[Instructions for the task]: From the entries that follow, extract each line holding the string "title".

++++ Material shown

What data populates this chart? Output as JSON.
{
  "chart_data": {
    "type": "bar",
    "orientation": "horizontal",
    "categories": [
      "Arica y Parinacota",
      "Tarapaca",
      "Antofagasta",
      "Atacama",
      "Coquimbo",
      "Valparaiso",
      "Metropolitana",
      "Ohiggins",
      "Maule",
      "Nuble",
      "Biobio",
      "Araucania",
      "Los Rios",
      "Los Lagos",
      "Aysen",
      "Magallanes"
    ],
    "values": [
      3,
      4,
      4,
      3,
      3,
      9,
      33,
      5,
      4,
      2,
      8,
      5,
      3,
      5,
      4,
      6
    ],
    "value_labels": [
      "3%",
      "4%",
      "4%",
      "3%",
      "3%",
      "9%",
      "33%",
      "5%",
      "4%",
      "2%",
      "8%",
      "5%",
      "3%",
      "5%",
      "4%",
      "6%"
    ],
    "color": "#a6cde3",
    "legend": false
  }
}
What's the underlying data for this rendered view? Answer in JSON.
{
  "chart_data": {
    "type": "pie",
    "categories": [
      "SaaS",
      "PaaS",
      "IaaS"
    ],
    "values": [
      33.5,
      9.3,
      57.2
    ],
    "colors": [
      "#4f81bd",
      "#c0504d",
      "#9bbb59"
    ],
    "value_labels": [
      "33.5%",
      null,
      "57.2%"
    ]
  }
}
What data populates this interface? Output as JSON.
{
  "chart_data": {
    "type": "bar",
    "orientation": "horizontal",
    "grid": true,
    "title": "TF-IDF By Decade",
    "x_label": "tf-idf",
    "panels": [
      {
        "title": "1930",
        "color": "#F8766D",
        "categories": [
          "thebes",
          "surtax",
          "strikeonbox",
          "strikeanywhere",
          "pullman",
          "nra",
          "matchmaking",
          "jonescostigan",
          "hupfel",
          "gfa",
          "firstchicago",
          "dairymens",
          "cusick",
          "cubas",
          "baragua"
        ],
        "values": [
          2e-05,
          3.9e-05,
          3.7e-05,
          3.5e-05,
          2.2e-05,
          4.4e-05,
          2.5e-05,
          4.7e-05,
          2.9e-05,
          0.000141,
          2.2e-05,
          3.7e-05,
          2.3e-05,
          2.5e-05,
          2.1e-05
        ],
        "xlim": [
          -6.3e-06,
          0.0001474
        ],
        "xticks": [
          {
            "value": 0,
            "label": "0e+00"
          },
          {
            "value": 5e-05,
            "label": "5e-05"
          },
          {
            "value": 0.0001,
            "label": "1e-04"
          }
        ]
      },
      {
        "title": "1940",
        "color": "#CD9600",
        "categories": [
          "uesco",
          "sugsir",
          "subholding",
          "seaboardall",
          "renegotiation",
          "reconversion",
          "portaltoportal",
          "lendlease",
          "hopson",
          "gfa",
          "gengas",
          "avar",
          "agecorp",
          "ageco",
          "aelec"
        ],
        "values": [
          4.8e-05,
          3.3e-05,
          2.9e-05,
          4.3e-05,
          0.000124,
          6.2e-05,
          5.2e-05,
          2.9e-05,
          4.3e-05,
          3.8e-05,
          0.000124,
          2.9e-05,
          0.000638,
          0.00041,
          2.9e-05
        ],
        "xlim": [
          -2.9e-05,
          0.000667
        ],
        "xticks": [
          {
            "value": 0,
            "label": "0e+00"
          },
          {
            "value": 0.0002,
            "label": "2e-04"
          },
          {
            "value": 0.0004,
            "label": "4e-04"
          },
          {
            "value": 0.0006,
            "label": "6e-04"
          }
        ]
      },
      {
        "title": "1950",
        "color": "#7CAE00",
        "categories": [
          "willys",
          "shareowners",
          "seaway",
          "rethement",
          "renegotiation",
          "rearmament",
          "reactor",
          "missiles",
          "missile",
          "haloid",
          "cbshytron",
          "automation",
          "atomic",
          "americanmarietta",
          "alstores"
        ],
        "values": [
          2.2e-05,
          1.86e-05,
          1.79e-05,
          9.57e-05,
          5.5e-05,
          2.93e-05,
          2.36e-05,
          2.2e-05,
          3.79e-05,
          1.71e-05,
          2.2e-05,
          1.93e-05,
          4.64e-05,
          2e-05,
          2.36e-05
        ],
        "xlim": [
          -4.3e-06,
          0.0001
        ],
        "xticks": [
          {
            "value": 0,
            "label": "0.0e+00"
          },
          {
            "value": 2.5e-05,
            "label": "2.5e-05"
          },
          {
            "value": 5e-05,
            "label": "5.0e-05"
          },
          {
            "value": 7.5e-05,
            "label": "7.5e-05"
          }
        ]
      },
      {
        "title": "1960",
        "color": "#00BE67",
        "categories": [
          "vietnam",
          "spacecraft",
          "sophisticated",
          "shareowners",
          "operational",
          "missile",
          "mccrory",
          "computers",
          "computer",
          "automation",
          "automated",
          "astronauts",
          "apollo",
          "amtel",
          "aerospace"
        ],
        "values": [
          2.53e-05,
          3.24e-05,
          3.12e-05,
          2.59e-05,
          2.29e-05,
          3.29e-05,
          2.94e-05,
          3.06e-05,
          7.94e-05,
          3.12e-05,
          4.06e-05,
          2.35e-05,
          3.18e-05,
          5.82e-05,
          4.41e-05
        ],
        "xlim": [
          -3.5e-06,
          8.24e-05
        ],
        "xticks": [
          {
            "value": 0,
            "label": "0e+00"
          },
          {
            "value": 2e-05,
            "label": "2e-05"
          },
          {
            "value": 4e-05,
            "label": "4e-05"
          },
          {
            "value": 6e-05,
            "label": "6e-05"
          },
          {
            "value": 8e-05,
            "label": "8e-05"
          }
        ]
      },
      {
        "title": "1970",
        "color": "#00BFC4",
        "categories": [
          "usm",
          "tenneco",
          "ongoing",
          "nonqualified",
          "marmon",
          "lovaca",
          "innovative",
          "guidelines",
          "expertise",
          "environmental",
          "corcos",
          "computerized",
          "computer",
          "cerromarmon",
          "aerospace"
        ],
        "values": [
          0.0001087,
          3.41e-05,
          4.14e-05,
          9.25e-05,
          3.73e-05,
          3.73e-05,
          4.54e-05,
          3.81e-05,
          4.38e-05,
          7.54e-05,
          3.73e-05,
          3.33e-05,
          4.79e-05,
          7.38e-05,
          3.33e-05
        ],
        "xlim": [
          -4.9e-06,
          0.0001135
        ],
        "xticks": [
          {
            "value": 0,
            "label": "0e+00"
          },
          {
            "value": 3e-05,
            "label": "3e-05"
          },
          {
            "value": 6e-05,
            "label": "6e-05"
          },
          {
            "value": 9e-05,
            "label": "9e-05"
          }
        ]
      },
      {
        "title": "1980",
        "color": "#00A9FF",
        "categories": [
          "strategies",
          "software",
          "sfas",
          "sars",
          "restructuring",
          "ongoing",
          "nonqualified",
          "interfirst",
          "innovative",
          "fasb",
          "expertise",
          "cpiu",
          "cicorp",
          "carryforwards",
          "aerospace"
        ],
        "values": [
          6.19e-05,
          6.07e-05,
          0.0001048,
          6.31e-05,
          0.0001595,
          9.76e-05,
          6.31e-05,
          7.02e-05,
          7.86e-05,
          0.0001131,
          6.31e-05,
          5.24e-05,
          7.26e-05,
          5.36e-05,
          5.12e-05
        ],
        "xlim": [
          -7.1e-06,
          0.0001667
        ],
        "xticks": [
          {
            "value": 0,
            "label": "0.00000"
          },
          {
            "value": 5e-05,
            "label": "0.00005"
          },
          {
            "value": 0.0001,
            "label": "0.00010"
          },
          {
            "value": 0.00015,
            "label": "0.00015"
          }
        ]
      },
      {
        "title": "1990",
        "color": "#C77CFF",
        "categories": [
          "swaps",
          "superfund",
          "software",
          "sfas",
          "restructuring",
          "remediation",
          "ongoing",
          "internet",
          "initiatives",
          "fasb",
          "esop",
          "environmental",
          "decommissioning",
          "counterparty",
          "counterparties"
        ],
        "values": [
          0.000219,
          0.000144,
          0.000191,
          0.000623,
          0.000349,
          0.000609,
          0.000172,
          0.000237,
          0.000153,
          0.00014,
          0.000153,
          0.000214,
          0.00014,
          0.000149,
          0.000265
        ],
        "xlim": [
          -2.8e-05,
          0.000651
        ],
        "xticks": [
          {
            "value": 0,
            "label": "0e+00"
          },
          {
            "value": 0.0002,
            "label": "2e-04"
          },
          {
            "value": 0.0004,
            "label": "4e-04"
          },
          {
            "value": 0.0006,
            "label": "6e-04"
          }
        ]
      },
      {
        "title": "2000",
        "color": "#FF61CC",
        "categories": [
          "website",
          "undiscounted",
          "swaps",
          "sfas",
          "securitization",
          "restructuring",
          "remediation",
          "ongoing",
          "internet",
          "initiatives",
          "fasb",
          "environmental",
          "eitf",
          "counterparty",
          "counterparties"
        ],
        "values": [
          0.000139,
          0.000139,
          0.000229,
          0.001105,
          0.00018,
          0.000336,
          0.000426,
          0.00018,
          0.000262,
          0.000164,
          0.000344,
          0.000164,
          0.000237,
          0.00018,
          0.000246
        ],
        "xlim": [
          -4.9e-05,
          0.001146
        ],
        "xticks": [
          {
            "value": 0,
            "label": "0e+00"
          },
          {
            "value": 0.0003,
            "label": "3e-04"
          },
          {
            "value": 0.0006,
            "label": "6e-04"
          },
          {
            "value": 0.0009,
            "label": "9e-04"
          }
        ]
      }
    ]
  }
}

++++++++

[Solved exercise]:
    "title": "TF-IDF By Decade",
        "title": "1930",
        "title": "1940",
        "title": "1950",
        "title": "1960",
        "title": "1970",
        "title": "1980",
        "title": "1990",
        "title": "2000",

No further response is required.